TASK BRIEF - Quote the records beneath, complete and exact. Leave out images.

DATA FOR THIS EXERCISE -
───

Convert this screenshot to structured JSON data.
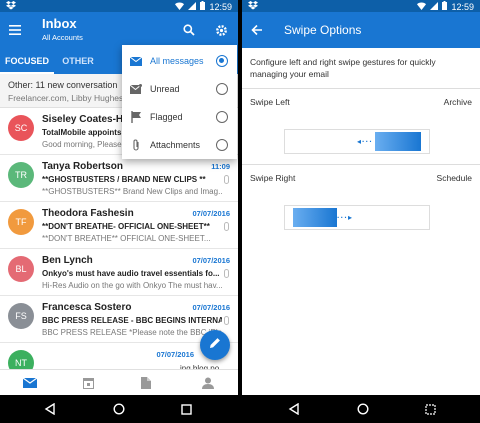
{
  "status": {
    "time": "12:59"
  },
  "inbox": {
    "title": "Inbox",
    "account": "All Accounts",
    "tabs": [
      "FOCUSED",
      "OTHER"
    ],
    "other_banner": {
      "line1": "Other: 11 new conversation",
      "line2": "Freelancer.com, Libby Hughes,"
    },
    "filter_menu": [
      {
        "label": "All messages",
        "icon": "envelope-icon",
        "selected": true
      },
      {
        "label": "Unread",
        "icon": "unread-envelope-icon",
        "selected": false
      },
      {
        "label": "Flagged",
        "icon": "flag-icon",
        "selected": false
      },
      {
        "label": "Attachments",
        "icon": "paperclip-icon",
        "selected": false
      }
    ],
    "messages": [
      {
        "initials": "SC",
        "color": "#e9545a",
        "sender": "Siseley Coates-Hars",
        "date": "",
        "subject": "TotalMobile appoints",
        "preview": "Good morning, Please"
      },
      {
        "initials": "TR",
        "color": "#5bb87a",
        "sender": "Tanya Robertson",
        "date": "11:09",
        "subject": "**GHOSTBUSTERS / BRAND NEW CLIPS **",
        "preview": "**GHOSTBUSTERS** Brand New Clips and Imag..."
      },
      {
        "initials": "TF",
        "color": "#f19a3e",
        "sender": "Theodora Fashesin",
        "date": "07/07/2016",
        "subject": "**DON'T BREATHE- OFFICIAL ONE-SHEET**",
        "preview": "**DON'T BREATHE** OFFICIAL ONE-SHEET..."
      },
      {
        "initials": "BL",
        "color": "#e46a74",
        "sender": "Ben Lynch",
        "date": "07/07/2016",
        "subject": "Onkyo's must have audio travel essentials fo...",
        "preview": "Hi-Res Audio on the go with Onkyo The must hav..."
      },
      {
        "initials": "FS",
        "color": "#8a8f96",
        "sender": "Francesca Sostero",
        "date": "07/07/2016",
        "subject": "BBC PRESS RELEASE - BBC BEGINS INTERNATI...",
        "preview": "BBC PRESS RELEASE *Please note the BBC iPla..."
      },
      {
        "initials": "NT",
        "color": "#3cb05f",
        "sender": "",
        "date": "07/07/2016",
        "subject": "",
        "preview": "ing blog po..."
      }
    ],
    "nav": [
      "mail-icon",
      "calendar-icon",
      "files-icon",
      "people-icon"
    ],
    "accent": "#1976d2"
  },
  "swipe": {
    "title": "Swipe Options",
    "description": "Configure left and right swipe gestures for quickly managing your email",
    "left": {
      "label": "Swipe Left",
      "value": "Archive"
    },
    "right": {
      "label": "Swipe Right",
      "value": "Schedule"
    }
  }
}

───

WRITTEN RESPONSE -
Convert this screenshot to structured JSON data.
{
  "status": {
    "time": "12:59"
  },
  "inbox": {
    "title": "Inbox",
    "account": "All Accounts",
    "tabs": [
      "FOCUSED",
      "OTHER"
    ],
    "other_banner": {
      "line1": "Other: 11 new conversation",
      "line2": "Freelancer.com, Libby Hughes,"
    },
    "filter_menu": [
      {
        "label": "All messages",
        "icon": "envelope-icon",
        "selected": true
      },
      {
        "label": "Unread",
        "icon": "unread-envelope-icon",
        "selected": false
      },
      {
        "label": "Flagged",
        "icon": "flag-icon",
        "selected": false
      },
      {
        "label": "Attachments",
        "icon": "paperclip-icon",
        "selected": false
      }
    ],
    "messages": [
      {
        "initials": "SC",
        "color": "#e9545a",
        "sender": "Siseley Coates-Hars",
        "date": "",
        "subject": "TotalMobile appoints",
        "preview": "Good morning, Please"
      },
      {
        "initials": "TR",
        "color": "#5bb87a",
        "sender": "Tanya Robertson",
        "date": "11:09",
        "subject": "**GHOSTBUSTERS / BRAND NEW CLIPS **",
        "preview": "**GHOSTBUSTERS** Brand New Clips and Imag..."
      },
      {
        "initials": "TF",
        "color": "#f19a3e",
        "sender": "Theodora Fashesin",
        "date": "07/07/2016",
        "subject": "**DON'T BREATHE- OFFICIAL ONE-SHEET**",
        "preview": "**DON'T BREATHE** OFFICIAL ONE-SHEET..."
      },
      {
        "initials": "BL",
        "color": "#e46a74",
        "sender": "Ben Lynch",
        "date": "07/07/2016",
        "subject": "Onkyo's must have audio travel essentials fo...",
        "preview": "Hi-Res Audio on the go with Onkyo The must hav..."
      },
      {
        "initials": "FS",
        "color": "#8a8f96",
        "sender": "Francesca Sostero",
        "date": "07/07/2016",
        "subject": "BBC PRESS RELEASE - BBC BEGINS INTERNATI...",
        "preview": "BBC PRESS RELEASE *Please note the BBC iPla..."
      },
      {
        "initials": "NT",
        "color": "#3cb05f",
        "sender": "",
        "date": "07/07/2016",
        "subject": "",
        "preview": "ing blog po..."
      }
    ],
    "nav": [
      "mail-icon",
      "calendar-icon",
      "files-icon",
      "people-icon"
    ],
    "accent": "#1976d2"
  },
  "swipe": {
    "title": "Swipe Options",
    "description": "Configure left and right swipe gestures for quickly managing your email",
    "left": {
      "label": "Swipe Left",
      "value": "Archive"
    },
    "right": {
      "label": "Swipe Right",
      "value": "Schedule"
    }
  }
}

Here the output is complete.